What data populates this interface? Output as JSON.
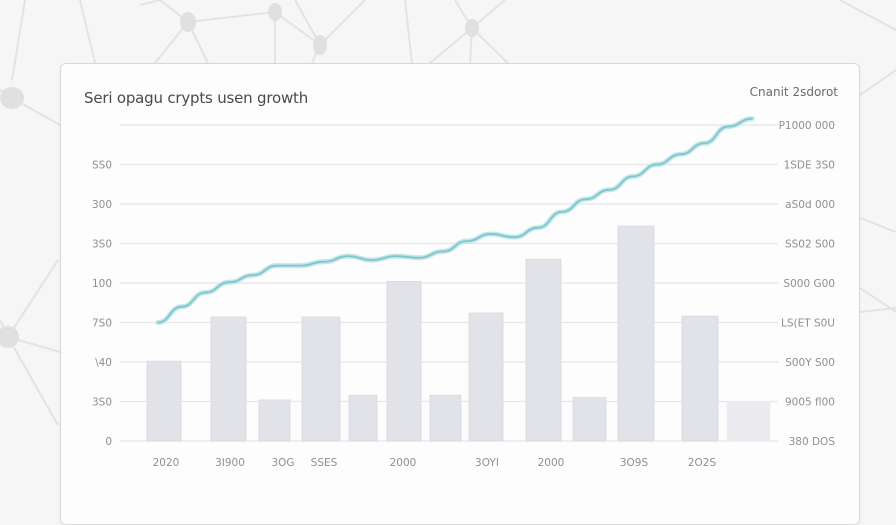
{
  "page": {
    "title": "Seri ­opagu crypts usen growth",
    "subtitle": "Cnanit 2sdorot"
  },
  "colors": {
    "background": "#f6f6f7",
    "card": "#fdfdfd",
    "bar": "#e2e3e9",
    "bar_last": "#ececf0",
    "line": "#7cc6cc",
    "grid": "#e6e6e8",
    "text": "#8f8f94"
  },
  "chart_data": {
    "type": "bar",
    "title": "Seri ­opagu crypts usen growth",
    "subtitle": "Cnanit 2sdorot",
    "xlabel": "",
    "ylabel": "",
    "grid": true,
    "legend": "none",
    "left_axis": {
      "ticks": [
        "0",
        "3S0",
        "\\40",
        "7S0",
        "100",
        "3S0",
        "300",
        "SS0"
      ],
      "ylim": [
        0,
        400
      ]
    },
    "right_axis": {
      "ticks": [
        "380 DOS",
        "9005 fl00",
        "S00Y S00",
        "LS(ET S0U",
        "S000 G00",
        "SS02 S00",
        "aS0d 000",
        "1SDE 3S0",
        "P1000 000"
      ]
    },
    "x_tick_labels": [
      "2020",
      "3I900",
      "3OG",
      "SSES",
      "2000",
      "3OYI",
      "2000",
      "3O9S",
      "2O2S"
    ],
    "categories": [
      "1",
      "2",
      "3",
      "4",
      "5",
      "6",
      "7",
      "8",
      "9",
      "10",
      "11",
      "12",
      "13"
    ],
    "series": [
      {
        "name": "bars",
        "type": "bar",
        "values": [
          101,
          157,
          52,
          157,
          58,
          202,
          58,
          162,
          230,
          55,
          272,
          158,
          50
        ]
      },
      {
        "name": "growth line",
        "type": "line",
        "x": [
          0,
          0.5,
          1,
          1.5,
          2,
          2.5,
          3,
          3.5,
          4,
          4.5,
          5,
          5.5,
          6,
          6.5,
          7,
          7.5,
          8,
          8.5,
          9,
          9.5,
          10,
          10.5,
          11,
          11.5,
          12,
          12.5
        ],
        "values": [
          150,
          170,
          188,
          201,
          210,
          222,
          222,
          227,
          234,
          229,
          234,
          232,
          240,
          253,
          262,
          258,
          270,
          290,
          306,
          318,
          335,
          350,
          363,
          377,
          398,
          408
        ]
      }
    ]
  }
}
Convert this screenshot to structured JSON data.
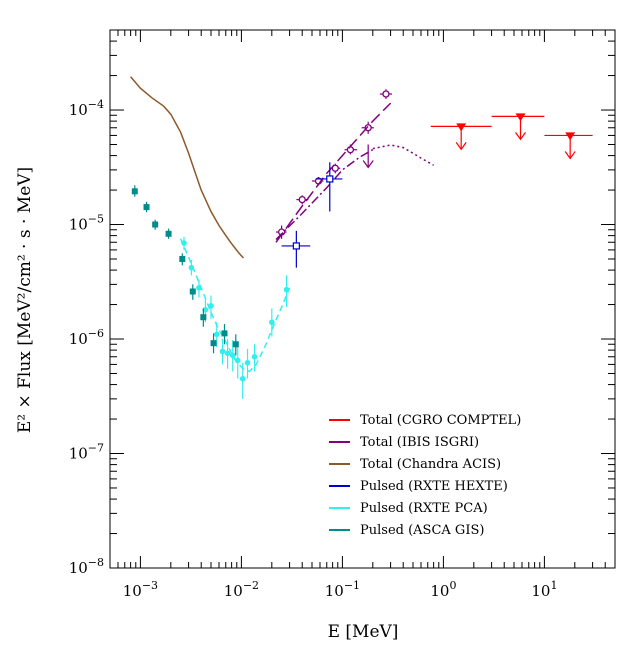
{
  "chart_data": {
    "type": "scatter",
    "xlabel": {
      "pre": "E ",
      "post": "[MeV]"
    },
    "ylabel": {
      "main": "E² × Flux [MeV²/cm² · s · MeV]"
    },
    "xscale": "log",
    "yscale": "log",
    "xlim": [
      0.0005,
      50
    ],
    "ylim": [
      1e-08,
      0.0005
    ],
    "grid": false,
    "legend_position": "lower-right",
    "x_ticks": [
      {
        "value": 0.001,
        "base": "10",
        "exp": "−3"
      },
      {
        "value": 0.01,
        "base": "10",
        "exp": "−2"
      },
      {
        "value": 0.1,
        "base": "10",
        "exp": "−1"
      },
      {
        "value": 1,
        "base": "10",
        "exp": "0"
      },
      {
        "value": 10,
        "base": "10",
        "exp": "1"
      }
    ],
    "y_ticks": [
      {
        "value": 1e-08,
        "base": "10",
        "exp": "−8"
      },
      {
        "value": 1e-07,
        "base": "10",
        "exp": "−7"
      },
      {
        "value": 1e-06,
        "base": "10",
        "exp": "−6"
      },
      {
        "value": 1e-05,
        "base": "10",
        "exp": "−5"
      },
      {
        "value": 0.0001,
        "base": "10",
        "exp": "−4"
      }
    ],
    "series": [
      {
        "name": "Total (CGRO COMPTEL)",
        "color": "#ff0000",
        "kind": "upper_limits",
        "points": [
          {
            "x": 1.5,
            "xlo": 0.75,
            "xhi": 3.0,
            "y": 7.2e-05
          },
          {
            "x": 5.8,
            "xlo": 3.0,
            "xhi": 10.0,
            "y": 8.8e-05
          },
          {
            "x": 18.0,
            "xlo": 10.0,
            "xhi": 30.0,
            "y": 6e-05
          }
        ]
      },
      {
        "name": "Total (IBIS ISGRI)",
        "color": "#800080",
        "kind": "points",
        "points": [
          {
            "x": 0.025,
            "y": 8.6e-06,
            "xlo": 0.022,
            "xhi": 0.028,
            "ylo": 7.5e-06,
            "yhi": 9.8e-06
          },
          {
            "x": 0.04,
            "y": 1.65e-05,
            "xlo": 0.035,
            "xhi": 0.046,
            "ylo": 1.5e-05,
            "yhi": 1.8e-05
          },
          {
            "x": 0.058,
            "y": 2.4e-05,
            "xlo": 0.05,
            "xhi": 0.065,
            "ylo": 2.2e-05,
            "yhi": 2.6e-05
          },
          {
            "x": 0.085,
            "y": 3.1e-05,
            "xlo": 0.075,
            "xhi": 0.095,
            "ylo": 2.8e-05,
            "yhi": 3.4e-05
          },
          {
            "x": 0.12,
            "y": 4.5e-05,
            "xlo": 0.105,
            "xhi": 0.14,
            "ylo": 4.1e-05,
            "yhi": 5e-05
          },
          {
            "x": 0.18,
            "y": 7e-05,
            "xlo": 0.155,
            "xhi": 0.205,
            "ylo": 6.2e-05,
            "yhi": 7.9e-05
          },
          {
            "x": 0.27,
            "y": 0.000138,
            "xlo": 0.235,
            "xhi": 0.31,
            "ylo": 0.000125,
            "yhi": 0.000152
          }
        ]
      },
      {
        "name": "Total (IBIS ISGRI)",
        "color": "#800080",
        "kind": "upper_limits",
        "points": [
          {
            "x": 0.18,
            "y": 5e-05
          }
        ]
      },
      {
        "name": "Total (IBIS ISGRI)",
        "color": "#800080",
        "kind": "line",
        "style": "longdash",
        "points": [
          {
            "x": 0.022,
            "y": 7e-06
          },
          {
            "x": 0.04,
            "y": 1.45e-05
          },
          {
            "x": 0.07,
            "y": 2.8e-05
          },
          {
            "x": 0.1,
            "y": 4e-05
          },
          {
            "x": 0.15,
            "y": 6e-05
          },
          {
            "x": 0.2,
            "y": 8e-05
          },
          {
            "x": 0.3,
            "y": 0.000115
          }
        ]
      },
      {
        "name": "Total (IBIS ISGRI)",
        "color": "#800080",
        "kind": "line",
        "style": "dashdot",
        "points": [
          {
            "x": 0.022,
            "y": 7.4e-06
          },
          {
            "x": 0.04,
            "y": 1.25e-05
          },
          {
            "x": 0.07,
            "y": 2.1e-05
          },
          {
            "x": 0.1,
            "y": 3e-05
          },
          {
            "x": 0.15,
            "y": 3.9e-05
          },
          {
            "x": 0.2,
            "y": 4.5e-05
          }
        ]
      },
      {
        "name": "Total (IBIS ISGRI)",
        "color": "#800080",
        "kind": "line",
        "style": "dotted",
        "points": [
          {
            "x": 0.2,
            "y": 4.6e-05
          },
          {
            "x": 0.3,
            "y": 4.95e-05
          },
          {
            "x": 0.4,
            "y": 4.7e-05
          },
          {
            "x": 0.5,
            "y": 4.2e-05
          },
          {
            "x": 0.6,
            "y": 3.8e-05
          },
          {
            "x": 0.8,
            "y": 3.3e-05
          }
        ]
      },
      {
        "name": "Total (Chandra ACIS)",
        "color": "#8b5a2b",
        "kind": "line",
        "style": "solid",
        "points": [
          {
            "x": 0.0008,
            "y": 0.000195
          },
          {
            "x": 0.001,
            "y": 0.000155
          },
          {
            "x": 0.0013,
            "y": 0.000128
          },
          {
            "x": 0.0017,
            "y": 0.000108
          },
          {
            "x": 0.002,
            "y": 9.2e-05
          },
          {
            "x": 0.0025,
            "y": 6.4e-05
          },
          {
            "x": 0.003,
            "y": 4.2e-05
          },
          {
            "x": 0.0035,
            "y": 2.8e-05
          },
          {
            "x": 0.004,
            "y": 2e-05
          },
          {
            "x": 0.005,
            "y": 1.3e-05
          },
          {
            "x": 0.006,
            "y": 9.8e-06
          },
          {
            "x": 0.007,
            "y": 8e-06
          },
          {
            "x": 0.008,
            "y": 6.8e-06
          },
          {
            "x": 0.0095,
            "y": 5.6e-06
          },
          {
            "x": 0.0105,
            "y": 5.1e-06
          }
        ]
      },
      {
        "name": "Pulsed (RXTE HEXTE)",
        "color": "#0000cc",
        "kind": "points_open_square",
        "points": [
          {
            "x": 0.035,
            "y": 6.5e-06,
            "xlo": 0.025,
            "xhi": 0.048,
            "ylo": 4.2e-06,
            "yhi": 8.8e-06
          },
          {
            "x": 0.075,
            "y": 2.5e-05,
            "xlo": 0.055,
            "xhi": 0.1,
            "ylo": 1.3e-05,
            "yhi": 3.5e-05
          }
        ]
      },
      {
        "name": "Pulsed (RXTE PCA)",
        "color": "#33eeee",
        "kind": "points",
        "points": [
          {
            "x": 0.0027,
            "y": 6.9e-06,
            "ylo": 6e-06,
            "yhi": 7.8e-06
          },
          {
            "x": 0.0032,
            "y": 4.2e-06,
            "ylo": 3.6e-06,
            "yhi": 4.9e-06
          },
          {
            "x": 0.0038,
            "y": 2.8e-06,
            "ylo": 2.3e-06,
            "yhi": 3.3e-06
          },
          {
            "x": 0.0044,
            "y": 1.8e-06,
            "ylo": 1.4e-06,
            "yhi": 2.2e-06
          },
          {
            "x": 0.005,
            "y": 1.95e-06,
            "ylo": 1.5e-06,
            "yhi": 2.4e-06
          },
          {
            "x": 0.0057,
            "y": 1.1e-06,
            "ylo": 8.5e-07,
            "yhi": 1.4e-06
          },
          {
            "x": 0.0065,
            "y": 7.8e-07,
            "ylo": 6e-07,
            "yhi": 1e-06
          },
          {
            "x": 0.0073,
            "y": 7.5e-07,
            "ylo": 5.5e-07,
            "yhi": 1e-06
          },
          {
            "x": 0.0082,
            "y": 7.2e-07,
            "ylo": 5.2e-07,
            "yhi": 9.8e-07
          },
          {
            "x": 0.0092,
            "y": 6.5e-07,
            "ylo": 4.5e-07,
            "yhi": 9e-07
          },
          {
            "x": 0.0103,
            "y": 4.5e-07,
            "ylo": 3e-07,
            "yhi": 6.2e-07
          },
          {
            "x": 0.0115,
            "y": 6.2e-07,
            "ylo": 4.5e-07,
            "yhi": 8.2e-07
          },
          {
            "x": 0.0135,
            "y": 7e-07,
            "ylo": 5.2e-07,
            "yhi": 9e-07
          },
          {
            "x": 0.02,
            "y": 1.4e-06,
            "ylo": 1.05e-06,
            "yhi": 1.85e-06
          },
          {
            "x": 0.028,
            "y": 2.7e-06,
            "ylo": 1.9e-06,
            "yhi": 3.6e-06
          }
        ]
      },
      {
        "name": "Pulsed (RXTE PCA)",
        "color": "#33eeee",
        "kind": "line",
        "style": "dashed",
        "points": [
          {
            "x": 0.0025,
            "y": 7.5e-06
          },
          {
            "x": 0.003,
            "y": 5.2e-06
          },
          {
            "x": 0.004,
            "y": 2.8e-06
          },
          {
            "x": 0.005,
            "y": 1.7e-06
          },
          {
            "x": 0.006,
            "y": 1.2e-06
          },
          {
            "x": 0.007,
            "y": 9.5e-07
          },
          {
            "x": 0.008,
            "y": 7.5e-07
          },
          {
            "x": 0.009,
            "y": 6.2e-07
          },
          {
            "x": 0.0105,
            "y": 5.5e-07
          },
          {
            "x": 0.012,
            "y": 5.2e-07
          },
          {
            "x": 0.014,
            "y": 6e-07
          },
          {
            "x": 0.017,
            "y": 8.5e-07
          },
          {
            "x": 0.02,
            "y": 1.2e-06
          },
          {
            "x": 0.025,
            "y": 1.9e-06
          },
          {
            "x": 0.03,
            "y": 2.8e-06
          }
        ]
      },
      {
        "name": "Pulsed (ASCA GIS)",
        "color": "#008b8b",
        "kind": "points",
        "points": [
          {
            "x": 0.00088,
            "y": 1.95e-05,
            "ylo": 1.75e-05,
            "yhi": 2.2e-05
          },
          {
            "x": 0.00115,
            "y": 1.42e-05,
            "ylo": 1.28e-05,
            "yhi": 1.58e-05
          },
          {
            "x": 0.0014,
            "y": 1e-05,
            "ylo": 9e-06,
            "yhi": 1.1e-05
          },
          {
            "x": 0.0019,
            "y": 8.3e-06,
            "ylo": 7.5e-06,
            "yhi": 9.2e-06
          },
          {
            "x": 0.0026,
            "y": 5e-06,
            "ylo": 4.4e-06,
            "yhi": 5.6e-06
          },
          {
            "x": 0.0033,
            "y": 2.6e-06,
            "ylo": 2.2e-06,
            "yhi": 3e-06
          },
          {
            "x": 0.0042,
            "y": 1.55e-06,
            "ylo": 1.28e-06,
            "yhi": 1.85e-06
          },
          {
            "x": 0.0053,
            "y": 9.2e-07,
            "ylo": 7.5e-07,
            "yhi": 1.12e-06
          },
          {
            "x": 0.0068,
            "y": 1.12e-06,
            "ylo": 9e-07,
            "yhi": 1.35e-06
          },
          {
            "x": 0.0088,
            "y": 9e-07,
            "ylo": 7.2e-07,
            "yhi": 1.1e-06
          }
        ]
      }
    ],
    "legend": [
      {
        "label": "Total (CGRO COMPTEL)",
        "color": "#ff0000"
      },
      {
        "label": "Total (IBIS ISGRI)",
        "color": "#800080"
      },
      {
        "label": "Total (Chandra ACIS)",
        "color": "#8b5a2b"
      },
      {
        "label": "Pulsed (RXTE HEXTE)",
        "color": "#0000cc"
      },
      {
        "label": "Pulsed (RXTE PCA)",
        "color": "#33eeee"
      },
      {
        "label": "Pulsed (ASCA GIS)",
        "color": "#008b8b"
      }
    ]
  }
}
=====
Problem to work on —
Identify all lines where the word "COMPTEL" shows up. Copy them.

Exercise solution —
        "name": "Total (CGRO COMPTEL)",
        "label": "Total (CGRO COMPTEL)",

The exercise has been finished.